* **REQUIREMENT**
Pull each line containing "只能使本支路的灯" out of the data and copy it.

__________________________________________________

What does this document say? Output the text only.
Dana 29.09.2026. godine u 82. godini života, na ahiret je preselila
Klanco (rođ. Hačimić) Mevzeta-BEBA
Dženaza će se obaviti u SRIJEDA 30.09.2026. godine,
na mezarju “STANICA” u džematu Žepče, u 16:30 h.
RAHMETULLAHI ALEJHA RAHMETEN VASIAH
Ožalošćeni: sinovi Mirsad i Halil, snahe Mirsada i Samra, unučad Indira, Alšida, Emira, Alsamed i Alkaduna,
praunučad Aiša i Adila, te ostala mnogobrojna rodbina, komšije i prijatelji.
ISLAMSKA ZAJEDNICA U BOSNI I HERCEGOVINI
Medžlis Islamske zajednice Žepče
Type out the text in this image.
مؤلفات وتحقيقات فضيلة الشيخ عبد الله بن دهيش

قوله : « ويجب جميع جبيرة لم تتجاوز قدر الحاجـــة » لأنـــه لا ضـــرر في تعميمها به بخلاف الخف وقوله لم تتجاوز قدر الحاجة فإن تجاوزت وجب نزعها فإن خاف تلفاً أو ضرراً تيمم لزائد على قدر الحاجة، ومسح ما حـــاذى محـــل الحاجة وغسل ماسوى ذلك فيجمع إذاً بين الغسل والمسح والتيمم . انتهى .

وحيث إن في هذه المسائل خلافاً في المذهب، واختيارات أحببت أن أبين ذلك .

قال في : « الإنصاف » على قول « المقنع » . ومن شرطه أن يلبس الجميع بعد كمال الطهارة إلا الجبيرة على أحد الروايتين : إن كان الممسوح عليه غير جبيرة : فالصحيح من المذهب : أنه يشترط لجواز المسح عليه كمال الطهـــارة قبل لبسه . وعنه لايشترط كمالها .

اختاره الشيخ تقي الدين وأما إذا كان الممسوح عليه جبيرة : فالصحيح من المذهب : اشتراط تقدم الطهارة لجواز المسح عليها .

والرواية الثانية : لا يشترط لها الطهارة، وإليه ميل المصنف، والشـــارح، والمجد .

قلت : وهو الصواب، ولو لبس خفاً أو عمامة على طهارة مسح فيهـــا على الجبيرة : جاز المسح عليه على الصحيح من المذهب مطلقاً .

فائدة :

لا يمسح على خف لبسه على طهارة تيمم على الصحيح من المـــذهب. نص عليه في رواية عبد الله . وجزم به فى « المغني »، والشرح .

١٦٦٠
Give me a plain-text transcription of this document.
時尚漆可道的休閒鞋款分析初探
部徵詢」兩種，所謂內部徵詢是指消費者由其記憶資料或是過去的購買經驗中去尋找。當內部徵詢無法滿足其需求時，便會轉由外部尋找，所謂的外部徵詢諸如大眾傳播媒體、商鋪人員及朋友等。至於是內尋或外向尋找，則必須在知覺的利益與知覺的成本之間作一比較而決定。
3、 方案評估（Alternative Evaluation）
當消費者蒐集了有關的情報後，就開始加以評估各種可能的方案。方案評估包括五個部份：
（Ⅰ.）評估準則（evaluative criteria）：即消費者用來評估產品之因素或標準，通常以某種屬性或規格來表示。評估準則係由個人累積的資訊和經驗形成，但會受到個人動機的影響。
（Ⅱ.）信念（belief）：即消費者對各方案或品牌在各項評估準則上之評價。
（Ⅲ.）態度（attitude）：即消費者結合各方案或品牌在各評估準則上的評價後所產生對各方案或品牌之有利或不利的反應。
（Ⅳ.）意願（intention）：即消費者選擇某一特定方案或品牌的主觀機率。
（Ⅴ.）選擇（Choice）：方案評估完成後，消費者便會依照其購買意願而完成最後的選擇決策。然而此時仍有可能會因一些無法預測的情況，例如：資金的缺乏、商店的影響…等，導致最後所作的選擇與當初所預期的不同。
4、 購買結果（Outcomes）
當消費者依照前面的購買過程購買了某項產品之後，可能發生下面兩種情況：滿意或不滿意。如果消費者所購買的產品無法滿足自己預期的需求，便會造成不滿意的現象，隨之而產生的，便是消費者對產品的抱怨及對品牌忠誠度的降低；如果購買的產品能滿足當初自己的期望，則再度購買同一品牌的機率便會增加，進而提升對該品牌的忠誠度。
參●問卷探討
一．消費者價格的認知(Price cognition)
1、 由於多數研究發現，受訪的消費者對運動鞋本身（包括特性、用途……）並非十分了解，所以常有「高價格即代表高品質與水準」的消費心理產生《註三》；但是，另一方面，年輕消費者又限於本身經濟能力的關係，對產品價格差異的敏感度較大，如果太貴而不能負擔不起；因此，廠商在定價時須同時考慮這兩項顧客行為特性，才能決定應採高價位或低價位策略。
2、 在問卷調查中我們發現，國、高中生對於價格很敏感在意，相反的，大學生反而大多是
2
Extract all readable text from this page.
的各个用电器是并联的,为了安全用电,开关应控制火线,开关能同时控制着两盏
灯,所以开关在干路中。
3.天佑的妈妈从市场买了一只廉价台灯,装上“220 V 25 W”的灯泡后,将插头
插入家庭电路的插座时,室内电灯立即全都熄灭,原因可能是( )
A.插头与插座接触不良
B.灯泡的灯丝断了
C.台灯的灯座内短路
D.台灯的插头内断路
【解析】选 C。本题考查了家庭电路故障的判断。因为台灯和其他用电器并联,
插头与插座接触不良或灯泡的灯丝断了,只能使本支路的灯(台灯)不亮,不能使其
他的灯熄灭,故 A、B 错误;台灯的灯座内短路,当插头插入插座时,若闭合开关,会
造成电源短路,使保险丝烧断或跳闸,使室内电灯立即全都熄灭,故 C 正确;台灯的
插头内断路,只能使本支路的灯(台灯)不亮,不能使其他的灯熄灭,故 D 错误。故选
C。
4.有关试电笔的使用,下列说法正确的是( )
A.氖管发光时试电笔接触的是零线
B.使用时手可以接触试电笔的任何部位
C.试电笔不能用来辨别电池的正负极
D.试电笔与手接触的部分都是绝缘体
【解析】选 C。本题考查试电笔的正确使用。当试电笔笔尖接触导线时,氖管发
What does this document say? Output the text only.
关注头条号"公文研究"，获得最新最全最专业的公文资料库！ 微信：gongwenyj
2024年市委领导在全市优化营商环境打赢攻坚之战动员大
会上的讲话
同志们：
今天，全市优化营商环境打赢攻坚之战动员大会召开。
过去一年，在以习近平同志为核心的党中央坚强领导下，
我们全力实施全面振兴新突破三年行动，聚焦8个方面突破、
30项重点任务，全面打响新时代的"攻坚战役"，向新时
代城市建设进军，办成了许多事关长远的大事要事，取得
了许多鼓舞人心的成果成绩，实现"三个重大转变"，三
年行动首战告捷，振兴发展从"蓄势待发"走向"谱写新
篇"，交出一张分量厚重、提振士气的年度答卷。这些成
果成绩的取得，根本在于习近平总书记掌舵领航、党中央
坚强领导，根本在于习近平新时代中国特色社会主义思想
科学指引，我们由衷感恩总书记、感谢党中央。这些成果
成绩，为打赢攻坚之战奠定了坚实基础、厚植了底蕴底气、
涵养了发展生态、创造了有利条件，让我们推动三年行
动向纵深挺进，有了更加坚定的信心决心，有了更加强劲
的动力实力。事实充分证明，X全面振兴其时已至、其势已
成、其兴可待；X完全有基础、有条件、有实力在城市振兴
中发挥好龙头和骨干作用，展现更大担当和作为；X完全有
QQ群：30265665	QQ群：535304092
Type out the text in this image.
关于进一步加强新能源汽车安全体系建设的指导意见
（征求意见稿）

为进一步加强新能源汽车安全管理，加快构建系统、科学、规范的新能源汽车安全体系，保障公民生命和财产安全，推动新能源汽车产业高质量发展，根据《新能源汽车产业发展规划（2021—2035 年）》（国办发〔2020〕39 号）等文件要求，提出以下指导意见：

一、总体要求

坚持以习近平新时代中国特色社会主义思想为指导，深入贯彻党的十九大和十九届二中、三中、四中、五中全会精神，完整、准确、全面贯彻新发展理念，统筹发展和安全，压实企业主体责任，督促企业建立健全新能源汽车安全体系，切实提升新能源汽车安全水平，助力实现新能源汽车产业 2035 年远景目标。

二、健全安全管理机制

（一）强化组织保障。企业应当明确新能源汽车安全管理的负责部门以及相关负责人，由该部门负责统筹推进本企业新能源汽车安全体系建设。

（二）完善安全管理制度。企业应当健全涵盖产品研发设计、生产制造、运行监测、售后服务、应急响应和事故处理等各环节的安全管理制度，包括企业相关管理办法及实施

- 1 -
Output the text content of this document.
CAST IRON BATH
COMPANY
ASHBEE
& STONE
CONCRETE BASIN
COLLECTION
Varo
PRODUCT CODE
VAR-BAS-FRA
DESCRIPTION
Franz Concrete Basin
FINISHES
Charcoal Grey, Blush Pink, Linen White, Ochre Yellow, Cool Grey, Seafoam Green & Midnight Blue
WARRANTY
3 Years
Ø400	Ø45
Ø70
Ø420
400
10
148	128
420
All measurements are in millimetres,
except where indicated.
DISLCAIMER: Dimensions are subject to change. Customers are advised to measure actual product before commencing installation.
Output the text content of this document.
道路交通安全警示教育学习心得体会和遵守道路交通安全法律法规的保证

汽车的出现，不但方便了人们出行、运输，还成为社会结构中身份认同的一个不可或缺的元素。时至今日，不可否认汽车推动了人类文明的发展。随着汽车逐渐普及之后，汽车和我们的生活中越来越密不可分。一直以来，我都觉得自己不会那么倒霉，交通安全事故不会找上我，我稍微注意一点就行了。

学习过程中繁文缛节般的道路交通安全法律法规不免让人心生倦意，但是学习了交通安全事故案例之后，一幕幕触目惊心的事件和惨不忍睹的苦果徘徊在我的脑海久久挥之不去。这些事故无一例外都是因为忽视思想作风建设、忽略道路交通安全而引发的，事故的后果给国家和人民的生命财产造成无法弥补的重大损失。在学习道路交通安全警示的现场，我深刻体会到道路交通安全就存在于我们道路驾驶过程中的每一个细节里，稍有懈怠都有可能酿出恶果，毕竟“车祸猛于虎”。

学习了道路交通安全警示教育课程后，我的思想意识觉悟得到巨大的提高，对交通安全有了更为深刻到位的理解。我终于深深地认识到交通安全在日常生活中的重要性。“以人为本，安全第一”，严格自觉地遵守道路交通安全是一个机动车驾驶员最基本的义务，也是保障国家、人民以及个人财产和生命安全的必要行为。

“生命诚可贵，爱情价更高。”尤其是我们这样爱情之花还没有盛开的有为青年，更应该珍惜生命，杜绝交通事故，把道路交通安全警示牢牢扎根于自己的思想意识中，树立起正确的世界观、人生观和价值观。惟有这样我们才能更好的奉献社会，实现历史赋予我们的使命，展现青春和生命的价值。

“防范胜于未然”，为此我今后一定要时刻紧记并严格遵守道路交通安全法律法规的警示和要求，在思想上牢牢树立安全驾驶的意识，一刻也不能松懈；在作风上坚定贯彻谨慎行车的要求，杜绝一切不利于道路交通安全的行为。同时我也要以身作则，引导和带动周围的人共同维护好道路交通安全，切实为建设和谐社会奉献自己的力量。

__________________________________________________

* **COMPLETE RESPONSE**
插头与插座接触不良或灯泡的灯丝断了,只能使本支路的灯(台灯)不亮,不能使其
插头内断路,只能使本支路的灯(台灯)不亮,不能使其他的灯熄灭,故 D 错误。故选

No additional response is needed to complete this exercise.